**PROBLEM:** Count how many lines below include the string "Europas", and give that number without anything else.

--- START OF SOURCE RECORDS ---

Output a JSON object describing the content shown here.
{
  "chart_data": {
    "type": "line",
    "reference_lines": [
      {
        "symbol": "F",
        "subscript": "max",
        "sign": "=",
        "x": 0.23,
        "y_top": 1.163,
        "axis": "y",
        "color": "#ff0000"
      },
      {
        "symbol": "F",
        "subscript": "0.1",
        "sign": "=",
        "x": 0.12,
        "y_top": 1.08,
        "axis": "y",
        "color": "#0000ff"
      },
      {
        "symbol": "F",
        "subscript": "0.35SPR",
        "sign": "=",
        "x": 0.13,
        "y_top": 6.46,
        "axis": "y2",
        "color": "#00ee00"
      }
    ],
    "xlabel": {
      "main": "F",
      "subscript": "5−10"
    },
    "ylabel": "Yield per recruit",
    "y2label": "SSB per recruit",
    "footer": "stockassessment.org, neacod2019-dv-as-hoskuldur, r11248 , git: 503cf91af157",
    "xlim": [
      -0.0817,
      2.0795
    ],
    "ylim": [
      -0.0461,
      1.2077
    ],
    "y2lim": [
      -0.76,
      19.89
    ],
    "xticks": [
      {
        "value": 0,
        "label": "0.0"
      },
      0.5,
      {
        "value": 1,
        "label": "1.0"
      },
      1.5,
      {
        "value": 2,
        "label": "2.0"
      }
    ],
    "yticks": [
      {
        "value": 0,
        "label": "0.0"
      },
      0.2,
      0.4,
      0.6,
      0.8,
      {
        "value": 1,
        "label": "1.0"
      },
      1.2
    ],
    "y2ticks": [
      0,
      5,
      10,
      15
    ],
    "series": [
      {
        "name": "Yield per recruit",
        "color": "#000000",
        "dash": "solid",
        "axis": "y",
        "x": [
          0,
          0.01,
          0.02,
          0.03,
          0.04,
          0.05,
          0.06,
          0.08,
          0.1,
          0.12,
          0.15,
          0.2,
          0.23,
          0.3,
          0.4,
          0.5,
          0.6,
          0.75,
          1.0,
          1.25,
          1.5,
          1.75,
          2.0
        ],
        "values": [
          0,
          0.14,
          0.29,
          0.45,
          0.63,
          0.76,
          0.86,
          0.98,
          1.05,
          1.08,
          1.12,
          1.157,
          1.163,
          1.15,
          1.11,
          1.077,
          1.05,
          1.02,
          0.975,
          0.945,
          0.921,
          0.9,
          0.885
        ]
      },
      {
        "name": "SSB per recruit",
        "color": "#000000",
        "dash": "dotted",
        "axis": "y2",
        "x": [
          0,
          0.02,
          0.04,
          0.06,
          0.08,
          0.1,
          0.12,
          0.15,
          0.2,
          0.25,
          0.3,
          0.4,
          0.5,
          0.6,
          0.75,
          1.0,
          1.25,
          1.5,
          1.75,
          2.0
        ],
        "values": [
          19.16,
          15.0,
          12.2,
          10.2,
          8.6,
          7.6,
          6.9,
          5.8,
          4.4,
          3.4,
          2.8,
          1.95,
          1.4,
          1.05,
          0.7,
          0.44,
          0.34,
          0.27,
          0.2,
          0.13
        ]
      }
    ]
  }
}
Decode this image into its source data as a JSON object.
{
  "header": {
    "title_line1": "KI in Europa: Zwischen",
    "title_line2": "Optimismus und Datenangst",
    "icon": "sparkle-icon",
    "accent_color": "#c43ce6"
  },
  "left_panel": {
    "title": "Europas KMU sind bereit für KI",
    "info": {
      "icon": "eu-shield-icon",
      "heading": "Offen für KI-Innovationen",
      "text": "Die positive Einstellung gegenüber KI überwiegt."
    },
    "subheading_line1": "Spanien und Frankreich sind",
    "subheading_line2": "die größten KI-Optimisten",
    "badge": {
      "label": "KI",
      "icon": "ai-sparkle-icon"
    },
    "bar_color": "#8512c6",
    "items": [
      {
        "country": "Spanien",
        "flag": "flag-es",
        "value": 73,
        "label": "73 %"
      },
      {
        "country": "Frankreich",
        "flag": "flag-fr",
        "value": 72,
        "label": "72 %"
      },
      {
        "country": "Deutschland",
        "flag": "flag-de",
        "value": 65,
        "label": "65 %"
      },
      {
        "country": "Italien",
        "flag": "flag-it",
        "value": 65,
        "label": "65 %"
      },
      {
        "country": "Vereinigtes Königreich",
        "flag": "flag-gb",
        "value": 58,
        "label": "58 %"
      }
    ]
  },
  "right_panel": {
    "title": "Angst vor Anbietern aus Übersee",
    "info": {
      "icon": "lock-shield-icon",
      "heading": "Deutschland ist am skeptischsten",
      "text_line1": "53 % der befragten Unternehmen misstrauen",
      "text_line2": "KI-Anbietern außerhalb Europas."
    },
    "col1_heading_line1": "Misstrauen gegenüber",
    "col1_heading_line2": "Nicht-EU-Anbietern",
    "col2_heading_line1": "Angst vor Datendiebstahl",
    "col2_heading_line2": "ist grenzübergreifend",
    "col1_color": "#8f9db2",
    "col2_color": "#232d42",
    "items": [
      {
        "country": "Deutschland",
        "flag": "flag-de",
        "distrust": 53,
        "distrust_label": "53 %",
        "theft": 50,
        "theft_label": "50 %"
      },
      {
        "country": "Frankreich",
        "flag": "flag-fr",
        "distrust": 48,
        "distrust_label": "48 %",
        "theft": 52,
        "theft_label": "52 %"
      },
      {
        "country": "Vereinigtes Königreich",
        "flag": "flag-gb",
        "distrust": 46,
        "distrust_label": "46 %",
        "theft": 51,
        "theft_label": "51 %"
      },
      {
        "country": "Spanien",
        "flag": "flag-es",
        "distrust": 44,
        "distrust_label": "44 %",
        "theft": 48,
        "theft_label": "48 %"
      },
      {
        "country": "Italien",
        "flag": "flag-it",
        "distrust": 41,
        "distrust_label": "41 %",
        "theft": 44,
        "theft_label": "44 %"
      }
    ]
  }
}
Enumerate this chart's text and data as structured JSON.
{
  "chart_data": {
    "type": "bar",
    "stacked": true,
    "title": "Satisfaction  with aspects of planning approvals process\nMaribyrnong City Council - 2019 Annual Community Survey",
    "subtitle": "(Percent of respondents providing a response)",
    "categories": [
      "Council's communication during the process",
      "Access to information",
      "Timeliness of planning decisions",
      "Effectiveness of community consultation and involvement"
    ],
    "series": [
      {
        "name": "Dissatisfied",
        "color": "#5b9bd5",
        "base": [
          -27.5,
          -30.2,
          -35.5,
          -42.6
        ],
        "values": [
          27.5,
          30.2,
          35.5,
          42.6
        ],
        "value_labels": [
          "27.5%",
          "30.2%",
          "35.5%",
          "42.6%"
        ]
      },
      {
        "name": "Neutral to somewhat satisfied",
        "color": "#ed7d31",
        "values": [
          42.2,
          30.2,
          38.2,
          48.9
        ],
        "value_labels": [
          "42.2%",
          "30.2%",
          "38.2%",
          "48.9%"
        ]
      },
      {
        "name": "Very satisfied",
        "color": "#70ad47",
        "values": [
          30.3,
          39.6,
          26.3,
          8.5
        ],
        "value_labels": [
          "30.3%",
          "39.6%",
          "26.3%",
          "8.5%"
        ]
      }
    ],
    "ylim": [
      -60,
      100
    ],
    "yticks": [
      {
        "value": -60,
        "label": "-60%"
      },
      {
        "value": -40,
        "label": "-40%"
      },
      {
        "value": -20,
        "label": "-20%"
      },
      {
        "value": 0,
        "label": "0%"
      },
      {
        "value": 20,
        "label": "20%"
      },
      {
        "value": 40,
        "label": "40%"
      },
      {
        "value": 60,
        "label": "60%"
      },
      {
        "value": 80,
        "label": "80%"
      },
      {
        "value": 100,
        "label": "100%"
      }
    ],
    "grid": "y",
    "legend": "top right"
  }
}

--- END OF SOURCE RECORDS ---

**OUTPUT BELOW:** 2